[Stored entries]

_ _ _ _ _

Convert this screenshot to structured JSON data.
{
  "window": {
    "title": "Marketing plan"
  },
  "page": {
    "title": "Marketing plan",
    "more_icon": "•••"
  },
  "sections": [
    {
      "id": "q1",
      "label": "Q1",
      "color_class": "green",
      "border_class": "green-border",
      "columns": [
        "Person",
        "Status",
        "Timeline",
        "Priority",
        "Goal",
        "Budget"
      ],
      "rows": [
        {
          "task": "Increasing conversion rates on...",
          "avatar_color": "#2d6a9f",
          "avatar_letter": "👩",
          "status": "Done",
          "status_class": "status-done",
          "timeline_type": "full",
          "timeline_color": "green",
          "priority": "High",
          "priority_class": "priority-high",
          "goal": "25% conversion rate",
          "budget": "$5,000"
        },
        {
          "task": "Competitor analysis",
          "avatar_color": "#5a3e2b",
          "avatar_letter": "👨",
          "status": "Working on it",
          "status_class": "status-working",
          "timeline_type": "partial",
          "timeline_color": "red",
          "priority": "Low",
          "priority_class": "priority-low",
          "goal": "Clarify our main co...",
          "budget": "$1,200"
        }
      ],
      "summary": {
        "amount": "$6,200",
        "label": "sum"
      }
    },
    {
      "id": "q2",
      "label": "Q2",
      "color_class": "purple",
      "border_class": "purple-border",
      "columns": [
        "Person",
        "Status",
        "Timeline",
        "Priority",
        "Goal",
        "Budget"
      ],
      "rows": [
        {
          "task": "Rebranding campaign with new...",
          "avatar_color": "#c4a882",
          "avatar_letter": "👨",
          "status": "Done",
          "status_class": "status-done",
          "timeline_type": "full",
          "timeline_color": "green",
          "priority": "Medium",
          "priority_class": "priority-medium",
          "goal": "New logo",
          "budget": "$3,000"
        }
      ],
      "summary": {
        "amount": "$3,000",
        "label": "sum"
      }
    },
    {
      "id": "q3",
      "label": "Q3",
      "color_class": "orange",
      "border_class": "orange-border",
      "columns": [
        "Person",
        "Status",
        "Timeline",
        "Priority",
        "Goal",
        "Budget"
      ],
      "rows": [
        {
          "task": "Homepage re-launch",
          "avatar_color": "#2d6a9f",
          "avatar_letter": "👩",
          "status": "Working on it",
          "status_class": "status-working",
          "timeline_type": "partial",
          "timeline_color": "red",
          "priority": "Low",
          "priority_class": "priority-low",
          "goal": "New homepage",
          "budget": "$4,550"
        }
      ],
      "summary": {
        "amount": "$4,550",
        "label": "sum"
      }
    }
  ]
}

_ _ _ _ _

• [Exercise requirements]
Copy out each line that contains the word "plan".

• [Result of the task]
    "title": "Marketing plan"
    "title": "Marketing plan",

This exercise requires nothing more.